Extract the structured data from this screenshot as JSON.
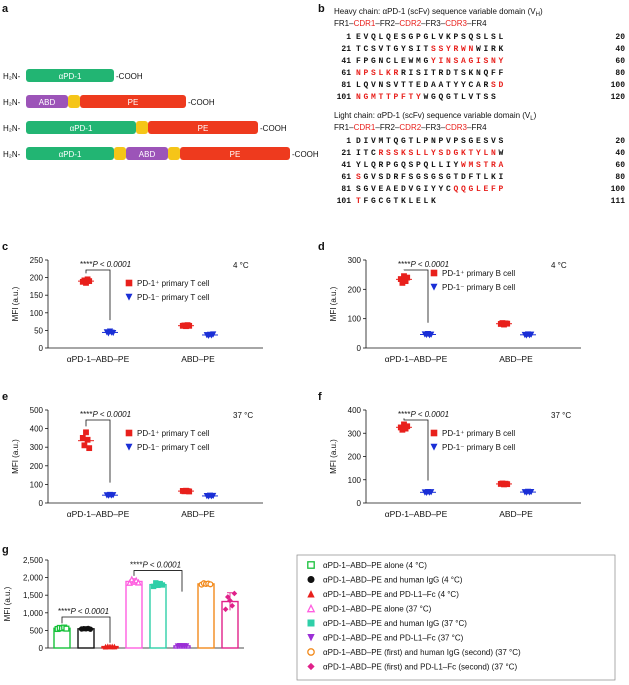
{
  "panel_labels": [
    "a",
    "b",
    "c",
    "d",
    "e",
    "f",
    "g"
  ],
  "colors": {
    "apd1": "#22b573",
    "abd": "#9c54b8",
    "linker": "#f5c518",
    "pe": "#ee3a1e",
    "red": "#e8201c",
    "blue": "#1a2fd6",
    "cdr": "#e8201c"
  },
  "panel_a": {
    "constructs": [
      {
        "name": "construct-1",
        "nterm": "H₂N-",
        "cterm": "-COOH",
        "segments": [
          {
            "kind": "apd1",
            "label": "αPD-1"
          }
        ]
      },
      {
        "name": "construct-2",
        "nterm": "H₂N-",
        "cterm": "-COOH",
        "segments": [
          {
            "kind": "abd",
            "label": "ABD"
          },
          {
            "kind": "linker",
            "label": ""
          },
          {
            "kind": "pe",
            "label": "PE"
          }
        ]
      },
      {
        "name": "construct-3",
        "nterm": "H₂N-",
        "cterm": "-COOH",
        "segments": [
          {
            "kind": "apd1",
            "label": "αPD-1"
          },
          {
            "kind": "linker",
            "label": ""
          },
          {
            "kind": "pe",
            "label": "PE"
          }
        ]
      },
      {
        "name": "construct-4",
        "nterm": "H₂N-",
        "cterm": "-COOH",
        "segments": [
          {
            "kind": "apd1",
            "label": "αPD-1"
          },
          {
            "kind": "linker",
            "label": ""
          },
          {
            "kind": "abd",
            "label": "ABD"
          },
          {
            "kind": "linker",
            "label": ""
          },
          {
            "kind": "pe",
            "label": "PE"
          }
        ]
      }
    ]
  },
  "panel_b": {
    "heavy": {
      "title": "Heavy chain: αPD-1 (scFv) sequence variable domain (V",
      "title_sub": "H",
      "legend": [
        [
          "FR1",
          "k"
        ],
        [
          "–",
          ""
        ],
        [
          "CDR1",
          "r"
        ],
        [
          "–",
          ""
        ],
        [
          "FR2",
          "k"
        ],
        [
          "–",
          ""
        ],
        [
          "CDR2",
          "r"
        ],
        [
          "–",
          ""
        ],
        [
          "FR3",
          "k"
        ],
        [
          "–",
          ""
        ],
        [
          "CDR3",
          "r"
        ],
        [
          "–",
          ""
        ],
        [
          "FR4",
          "k"
        ]
      ],
      "rows": [
        {
          "start": "1",
          "end": "20",
          "parts": [
            [
              "EVQLQESGPGLVKPSQSLSL",
              "k"
            ]
          ]
        },
        {
          "start": "21",
          "end": "40",
          "parts": [
            [
              "TCSVTGYSIT",
              "k"
            ],
            [
              "SSYRWN",
              "r"
            ],
            [
              "WIRK",
              "k"
            ]
          ]
        },
        {
          "start": "41",
          "end": "60",
          "parts": [
            [
              "FPGNCLEWMG",
              "k"
            ],
            [
              "YINSAGISNY",
              "r"
            ]
          ]
        },
        {
          "start": "61",
          "end": "80",
          "parts": [
            [
              "NPSLKR",
              "r"
            ],
            [
              "RISITRDTSKNQFF",
              "k"
            ]
          ]
        },
        {
          "start": "81",
          "end": "100",
          "parts": [
            [
              "LQVNSVTTEDAATYYCAR",
              "k"
            ],
            [
              "SD",
              "r"
            ]
          ]
        },
        {
          "start": "101",
          "end": "120",
          "parts": [
            [
              "NGMTTPFTY",
              "r"
            ],
            [
              "WGQGTLVTSS",
              "k"
            ]
          ]
        }
      ]
    },
    "light": {
      "title": "Light chain: αPD-1 (scFv) sequence variable domain (V",
      "title_sub": "L",
      "legend": [
        [
          "FR1",
          "k"
        ],
        [
          "–",
          ""
        ],
        [
          "CDR1",
          "r"
        ],
        [
          "–",
          ""
        ],
        [
          "FR2",
          "k"
        ],
        [
          "–",
          ""
        ],
        [
          "CDR2",
          "r"
        ],
        [
          "–",
          ""
        ],
        [
          "FR3",
          "k"
        ],
        [
          "–",
          ""
        ],
        [
          "CDR3",
          "r"
        ],
        [
          "–",
          ""
        ],
        [
          "FR4",
          "k"
        ]
      ],
      "rows": [
        {
          "start": "1",
          "end": "20",
          "parts": [
            [
              "DIVMTQGTLPNPVPSGESVS",
              "k"
            ]
          ]
        },
        {
          "start": "21",
          "end": "40",
          "parts": [
            [
              "ITC",
              "k"
            ],
            [
              "RSSKSLLYSDGKTYLN",
              "r"
            ],
            [
              "W",
              "k"
            ]
          ]
        },
        {
          "start": "41",
          "end": "60",
          "parts": [
            [
              "YLQRPGQSPQLLIY",
              "k"
            ],
            [
              "WMSTRA",
              "r"
            ]
          ]
        },
        {
          "start": "61",
          "end": "80",
          "parts": [
            [
              "S",
              "r"
            ],
            [
              "GVSDRFSGSGSGTDFTLKI",
              "k"
            ]
          ]
        },
        {
          "start": "81",
          "end": "100",
          "parts": [
            [
              "SGVEAEDVGIYYC",
              "k"
            ],
            [
              "QQGLEFP",
              "r"
            ]
          ]
        },
        {
          "start": "101",
          "end": "111",
          "parts": [
            [
              "T",
              "r"
            ],
            [
              "FGCGTKLELK",
              "k"
            ]
          ]
        }
      ]
    }
  },
  "chart_data": [
    {
      "id": "c",
      "type": "scatter",
      "ylabel": "MFI (a.u.)",
      "ylim": [
        0,
        250
      ],
      "yticks": [
        "0",
        "50",
        "100",
        "150",
        "200",
        "250"
      ],
      "temperature": "4 °C",
      "categories": [
        "αPD-1–ABD–PE",
        "ABD–PE"
      ],
      "significance": "****P < 0.0001",
      "series": [
        {
          "name": "PD-1⁺ primary T cell",
          "color": "#e8201c",
          "marker": "square",
          "values": [
            [
              188,
              192,
              185,
              195,
              190
            ],
            [
              63,
              64,
              62,
              65,
              63
            ]
          ]
        },
        {
          "name": "PD-1⁻ primary T cell",
          "color": "#1a2fd6",
          "marker": "triangle-down",
          "values": [
            [
              45,
              42,
              47,
              44,
              43
            ],
            [
              37,
              35,
              38,
              36,
              39
            ]
          ]
        }
      ]
    },
    {
      "id": "d",
      "type": "scatter",
      "ylabel": "MFI (a.u.)",
      "ylim": [
        0,
        300
      ],
      "yticks": [
        "0",
        "100",
        "200",
        "300"
      ],
      "temperature": "4 °C",
      "categories": [
        "αPD-1–ABD–PE",
        "ABD–PE"
      ],
      "significance": "****P < 0.0001",
      "series": [
        {
          "name": "PD-1⁺ primary B cell",
          "color": "#e8201c",
          "marker": "square",
          "values": [
            [
              235,
              222,
              245,
              228,
              240
            ],
            [
              82,
              85,
              80,
              84,
              83
            ]
          ]
        },
        {
          "name": "PD-1⁻ primary B cell",
          "color": "#1a2fd6",
          "marker": "triangle-down",
          "values": [
            [
              47,
              45,
              48,
              44,
              46
            ],
            [
              45,
              43,
              47,
              44,
              46
            ]
          ]
        }
      ]
    },
    {
      "id": "e",
      "type": "scatter",
      "ylabel": "MFI (a.u.)",
      "ylim": [
        0,
        500
      ],
      "yticks": [
        "0",
        "100",
        "200",
        "300",
        "400",
        "500"
      ],
      "temperature": "37 °C",
      "categories": [
        "αPD-1–ABD–PE",
        "ABD–PE"
      ],
      "significance": "****P < 0.0001",
      "series": [
        {
          "name": "PD-1⁺ primary T cell",
          "color": "#e8201c",
          "marker": "square",
          "values": [
            [
              350,
              310,
              380,
              340,
              295
            ],
            [
              65,
              63,
              66,
              64,
              62
            ]
          ]
        },
        {
          "name": "PD-1⁻ primary T cell",
          "color": "#1a2fd6",
          "marker": "triangle-down",
          "values": [
            [
              42,
              40,
              44,
              41,
              43
            ],
            [
              38,
              36,
              40,
              37,
              39
            ]
          ]
        }
      ]
    },
    {
      "id": "f",
      "type": "scatter",
      "ylabel": "MFI (a.u.)",
      "ylim": [
        0,
        400
      ],
      "yticks": [
        "0",
        "100",
        "200",
        "300",
        "400"
      ],
      "temperature": "37 °C",
      "categories": [
        "αPD-1–ABD–PE",
        "ABD–PE"
      ],
      "significance": "****P < 0.0001",
      "series": [
        {
          "name": "PD-1⁺ primary B cell",
          "color": "#e8201c",
          "marker": "square",
          "values": [
            [
              325,
              315,
              338,
              320,
              330
            ],
            [
              82,
              84,
              80,
              83,
              81
            ]
          ]
        },
        {
          "name": "PD-1⁻ primary B cell",
          "color": "#1a2fd6",
          "marker": "triangle-down",
          "values": [
            [
              46,
              44,
              48,
              45,
              47
            ],
            [
              47,
              45,
              49,
              46,
              48
            ]
          ]
        }
      ]
    },
    {
      "id": "g",
      "type": "bar",
      "ylabel": "MFI (a.u.)",
      "ylim": [
        0,
        2500
      ],
      "yticks": [
        "0",
        "500",
        "1,000",
        "1,500",
        "2,000",
        "2,500"
      ],
      "significance": [
        "****P < 0.0001",
        "****P < 0.0001"
      ],
      "series": [
        {
          "name": "αPD-1–ABD–PE alone (4 °C)",
          "color": "#17c13a",
          "marker": "square-open",
          "mean": 560,
          "err": 30,
          "values": [
            540,
            570,
            560,
            580,
            550
          ],
          "hollow": true
        },
        {
          "name": "αPD-1–ABD–PE and human IgG (4 °C)",
          "color": "#111111",
          "marker": "circle",
          "mean": 545,
          "err": 20,
          "values": [
            540,
            550,
            545,
            555,
            535
          ],
          "hollow": true
        },
        {
          "name": "αPD-1–ABD–PE and PD-L1–Fc (4 °C)",
          "color": "#e8201c",
          "marker": "triangle-up",
          "mean": 40,
          "err": 10,
          "values": [
            35,
            45,
            40,
            42,
            38
          ],
          "hollow": true
        },
        {
          "name": "αPD-1–ABD–PE alone (37 °C)",
          "color": "#ff5fe0",
          "marker": "triangle-up-open",
          "mean": 1890,
          "err": 80,
          "values": [
            1850,
            1950,
            1880,
            1920,
            1860
          ],
          "hollow": true
        },
        {
          "name": "αPD-1–ABD–PE and human IgG (37 °C)",
          "color": "#2fcfa8",
          "marker": "square",
          "mean": 1800,
          "err": 90,
          "values": [
            1750,
            1850,
            1780,
            1830,
            1790
          ],
          "hollow": true
        },
        {
          "name": "αPD-1–ABD–PE and PD-L1–Fc (37 °C)",
          "color": "#9b2fd6",
          "marker": "triangle-down",
          "mean": 60,
          "err": 10,
          "values": [
            55,
            65,
            60,
            62,
            58
          ],
          "hollow": true
        },
        {
          "name": "αPD-1–ABD–PE (first) and human IgG (second) (37 °C)",
          "color": "#f28a1c",
          "marker": "circle-open",
          "mean": 1820,
          "err": 50,
          "values": [
            1800,
            1840,
            1820,
            1830,
            1810
          ],
          "hollow": true
        },
        {
          "name": "αPD-1–ABD–PE (first) and PD-L1–Fc (second) (37 °C)",
          "color": "#e0218a",
          "marker": "diamond",
          "mean": 1320,
          "err": 250,
          "values": [
            1100,
            1450,
            1350,
            1200,
            1550
          ],
          "hollow": true
        }
      ]
    }
  ]
}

## Written request
Select from the material above each line in which the string "human" appears, and list those lines.

## Written response
          "name": "αPD-1–ABD–PE and human IgG (4 °C)",
          "name": "αPD-1–ABD–PE and human IgG (37 °C)",
          "name": "αPD-1–ABD–PE (first) and human IgG (second) (37 °C)",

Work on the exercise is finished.